[Written task] Copy the records below exactly as they are written.

[Provided data]
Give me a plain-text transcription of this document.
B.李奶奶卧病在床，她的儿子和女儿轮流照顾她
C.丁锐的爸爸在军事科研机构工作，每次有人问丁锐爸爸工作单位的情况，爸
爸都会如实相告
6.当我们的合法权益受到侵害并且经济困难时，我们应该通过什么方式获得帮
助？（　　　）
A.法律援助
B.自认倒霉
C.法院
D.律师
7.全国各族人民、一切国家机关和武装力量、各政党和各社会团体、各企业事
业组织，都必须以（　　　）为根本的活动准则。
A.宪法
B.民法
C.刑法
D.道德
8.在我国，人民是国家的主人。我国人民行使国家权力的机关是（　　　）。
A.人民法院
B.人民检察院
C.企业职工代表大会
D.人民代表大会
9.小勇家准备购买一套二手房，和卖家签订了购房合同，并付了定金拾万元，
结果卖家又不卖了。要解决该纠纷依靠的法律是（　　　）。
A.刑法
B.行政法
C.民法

[Result]
Give me a plain-text transcription of this document.
B.李奶奶卧病在床，她的儿子和女儿轮流照顾她
C.丁锐的爸爸在军事科研机构工作，每次有人问丁锐爸爸工作单位的情况，爸
爸都会如实相告
6.当我们的合法权益受到侵害并且经济困难时，我们应该通过什么方式获得帮
助？（　　　）
A.法律援助
B.自认倒霉
C.法院
D.律师
7.全国各族人民、一切国家机关和武装力量、各政党和各社会团体、各企业事
业组织，都必须以（　　　）为根本的活动准则。
A.宪法
B.民法
C.刑法
D.道德
8.在我国，人民是国家的主人。我国人民行使国家权力的机关是（　　　）。
A.人民法院
B.人民检察院
C.企业职工代表大会
D.人民代表大会
9.小勇家准备购买一套二手房，和卖家签订了购房合同，并付了定金拾万元，
结果卖家又不卖了。要解决该纠纷依靠的法律是（　　　）。
A.刑法
B.行政法
C.民法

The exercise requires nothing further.